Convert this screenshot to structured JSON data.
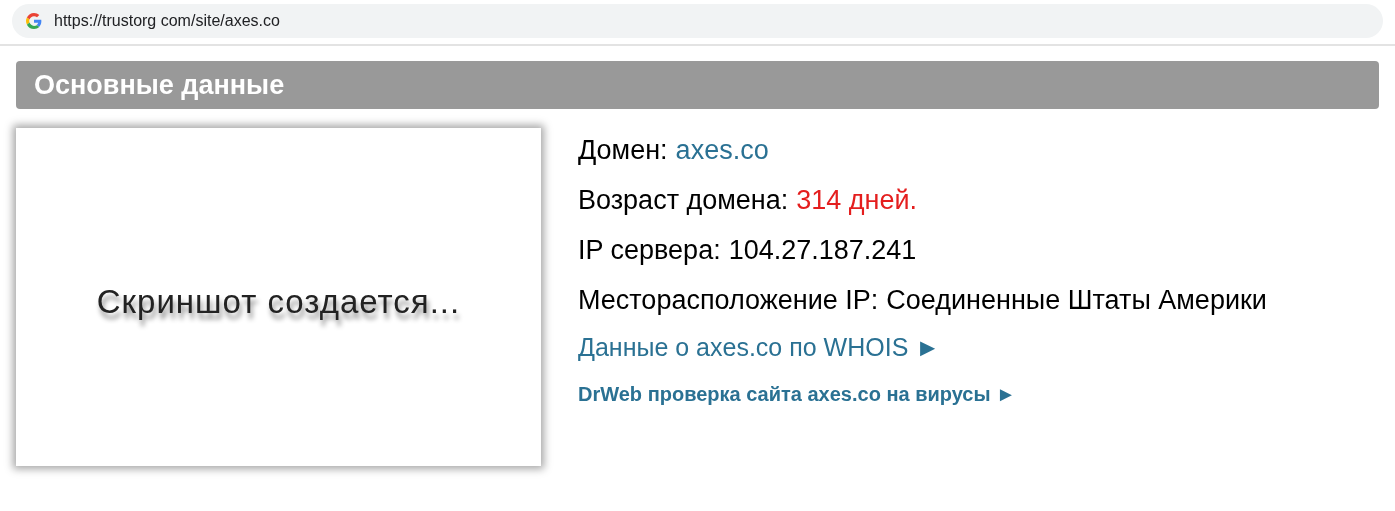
{
  "address_bar": {
    "url": "https://trustorg com/site/axes.co"
  },
  "section": {
    "title": "Основные данные"
  },
  "screenshot_placeholder": {
    "text": "Скриншот создается..."
  },
  "info": [
    {
      "label": "Домен:",
      "value": "axes.co",
      "kind": "link"
    },
    {
      "label": "Возраст домена:",
      "value": "314 дней.",
      "kind": "warning"
    },
    {
      "label": "IP сервера:",
      "value": "104.27.187.241",
      "kind": "plain"
    },
    {
      "label": "Месторасположение IP:",
      "value": "Соединенные Штаты Америки",
      "kind": "plain"
    }
  ],
  "links": [
    {
      "text": "Данные о axes.co по WHOIS ►",
      "kind": "large"
    },
    {
      "text": "DrWeb проверка сайта axes.co на вирусы ►",
      "kind": "small"
    }
  ]
}
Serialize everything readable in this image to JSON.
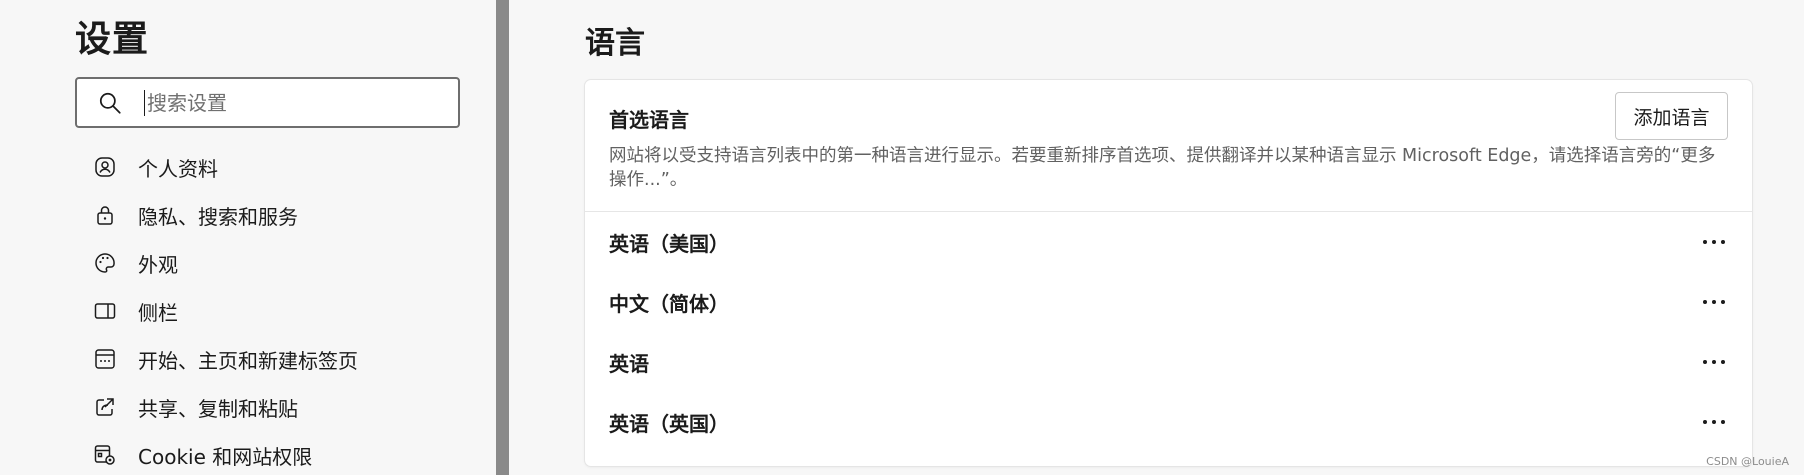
{
  "sidebar": {
    "title": "设置",
    "search": {
      "placeholder": "搜索设置",
      "value": ""
    },
    "items": [
      {
        "label": "个人资料",
        "icon": "profile-icon"
      },
      {
        "label": "隐私、搜索和服务",
        "icon": "lock-icon"
      },
      {
        "label": "外观",
        "icon": "palette-icon"
      },
      {
        "label": "侧栏",
        "icon": "sidebar-icon"
      },
      {
        "label": "开始、主页和新建标签页",
        "icon": "home-tabs-icon"
      },
      {
        "label": "共享、复制和粘贴",
        "icon": "share-icon"
      },
      {
        "label": "Cookie 和网站权限",
        "icon": "site-permissions-icon"
      }
    ]
  },
  "main": {
    "title": "语言",
    "preferred": {
      "heading": "首选语言",
      "description": "网站将以受支持语言列表中的第一种语言进行显示。若要重新排序首选项、提供翻译并以某种语言显示 Microsoft Edge，请选择语言旁的“更多操作...”。",
      "add_button": "添加语言"
    },
    "languages": [
      {
        "name": "英语（美国）"
      },
      {
        "name": "中文（简体）"
      },
      {
        "name": "英语"
      },
      {
        "name": "英语（英国）"
      }
    ]
  },
  "watermark": "CSDN @LouieA"
}
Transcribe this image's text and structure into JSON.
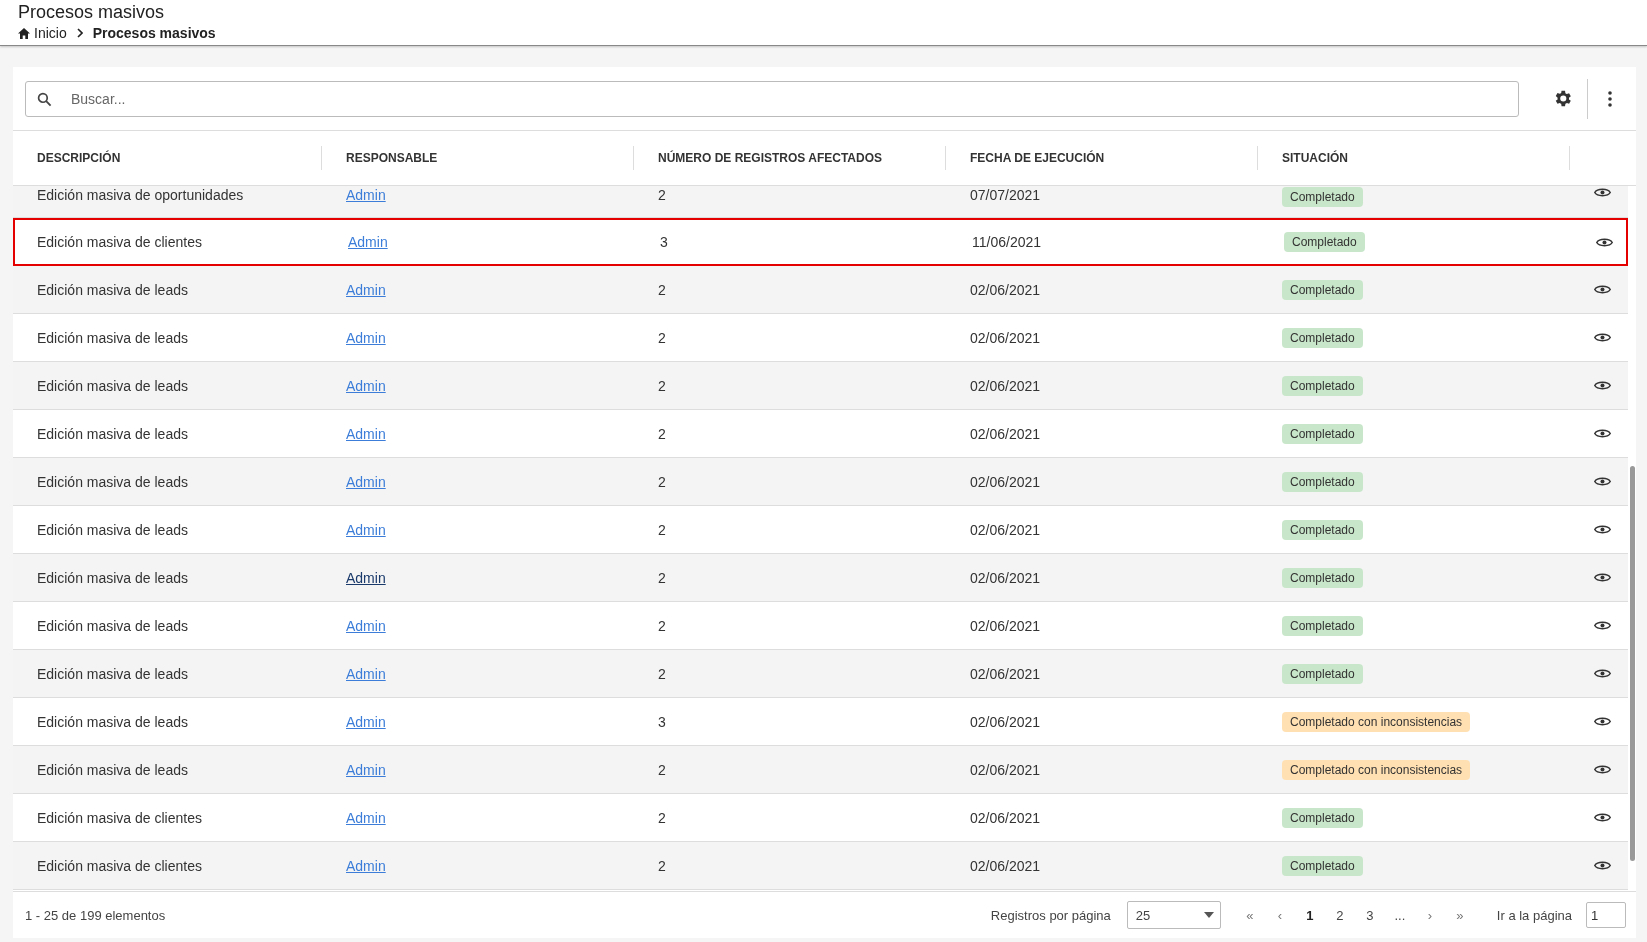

#####

What the exercise asks:
Please write out the material from the line containing "Serialize everything readable" to its final line, both inclusive, exactly as it appears; pictures are not part of the copy.

Task output:
Serialize everything readable in this image to JSON.
{
  "sidebar": {
    "title": "设置",
    "search": {
      "placeholder": "搜索设置",
      "value": ""
    },
    "items": [
      {
        "label": "个人资料",
        "icon": "profile-icon"
      },
      {
        "label": "隐私、搜索和服务",
        "icon": "lock-icon"
      },
      {
        "label": "外观",
        "icon": "palette-icon"
      },
      {
        "label": "侧栏",
        "icon": "sidebar-icon"
      },
      {
        "label": "开始、主页和新建标签页",
        "icon": "home-tabs-icon"
      },
      {
        "label": "共享、复制和粘贴",
        "icon": "share-icon"
      },
      {
        "label": "Cookie 和网站权限",
        "icon": "site-permissions-icon"
      }
    ]
  },
  "main": {
    "title": "语言",
    "preferred": {
      "heading": "首选语言",
      "description": "网站将以受支持语言列表中的第一种语言进行显示。若要重新排序首选项、提供翻译并以某种语言显示 Microsoft Edge，请选择语言旁的“更多操作...”。",
      "add_button": "添加语言"
    },
    "languages": [
      {
        "name": "英语（美国）"
      },
      {
        "name": "中文（简体）"
      },
      {
        "name": "英语"
      },
      {
        "name": "英语（英国）"
      }
    ]
  },
  "watermark": "CSDN @LouieA"
}
Transcribe this image's text and structure into JSON.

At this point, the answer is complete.